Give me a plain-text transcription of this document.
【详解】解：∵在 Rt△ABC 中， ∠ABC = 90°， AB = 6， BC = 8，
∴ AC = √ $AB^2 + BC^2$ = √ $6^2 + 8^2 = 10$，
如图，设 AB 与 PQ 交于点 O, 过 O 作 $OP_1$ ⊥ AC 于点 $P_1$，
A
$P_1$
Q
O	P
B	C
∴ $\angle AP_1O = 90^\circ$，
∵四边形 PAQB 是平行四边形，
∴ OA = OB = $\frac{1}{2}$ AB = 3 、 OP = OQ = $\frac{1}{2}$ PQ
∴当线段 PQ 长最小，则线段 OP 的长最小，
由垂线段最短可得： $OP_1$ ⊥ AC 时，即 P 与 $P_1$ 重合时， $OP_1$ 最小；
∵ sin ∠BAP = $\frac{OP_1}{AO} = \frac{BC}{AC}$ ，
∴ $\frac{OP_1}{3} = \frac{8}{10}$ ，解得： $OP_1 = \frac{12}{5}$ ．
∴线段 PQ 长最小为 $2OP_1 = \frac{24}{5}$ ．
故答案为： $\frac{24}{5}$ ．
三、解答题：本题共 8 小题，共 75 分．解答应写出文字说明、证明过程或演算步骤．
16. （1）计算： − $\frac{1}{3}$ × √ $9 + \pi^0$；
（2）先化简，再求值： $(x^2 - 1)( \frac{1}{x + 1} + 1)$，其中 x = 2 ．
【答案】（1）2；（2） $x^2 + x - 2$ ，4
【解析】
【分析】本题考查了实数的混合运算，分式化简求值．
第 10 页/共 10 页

#### [Requirements]
Extract the full set of entries word for word.

#### [Correct output]
Give me a plain-text transcription of this document.
【详解】解：∵在 Rt△ABC 中， ∠ABC = 90°， AB = 6， BC = 8，
∴ AC = √ $AB^2 + BC^2$ = √ $6^2 + 8^2 = 10$，
如图，设 AB 与 PQ 交于点 O, 过 O 作 $OP_1$ ⊥ AC 于点 $P_1$，
A
$P_1$
Q
O	P
B	C
∴ $\angle AP_1O = 90^\circ$，
∵四边形 PAQB 是平行四边形，
∴ OA = OB = $\frac{1}{2}$ AB = 3 、 OP = OQ = $\frac{1}{2}$ PQ
∴当线段 PQ 长最小，则线段 OP 的长最小，
由垂线段最短可得： $OP_1$ ⊥ AC 时，即 P 与 $P_1$ 重合时， $OP_1$ 最小；
∵ sin ∠BAP = $\frac{OP_1}{AO} = \frac{BC}{AC}$ ，
∴ $\frac{OP_1}{3} = \frac{8}{10}$ ，解得： $OP_1 = \frac{12}{5}$ ．
∴线段 PQ 长最小为 $2OP_1 = \frac{24}{5}$ ．
故答案为： $\frac{24}{5}$ ．
三、解答题：本题共 8 小题，共 75 分．解答应写出文字说明、证明过程或演算步骤．
16. （1）计算： − $\frac{1}{3}$ × √ $9 + \pi^0$；
（2）先化简，再求值： $(x^2 - 1)( \frac{1}{x + 1} + 1)$，其中 x = 2 ．
【答案】（1）2；（2） $x^2 + x - 2$ ，4
【解析】
【分析】本题考查了实数的混合运算，分式化简求值．
第 10 页/共 10 页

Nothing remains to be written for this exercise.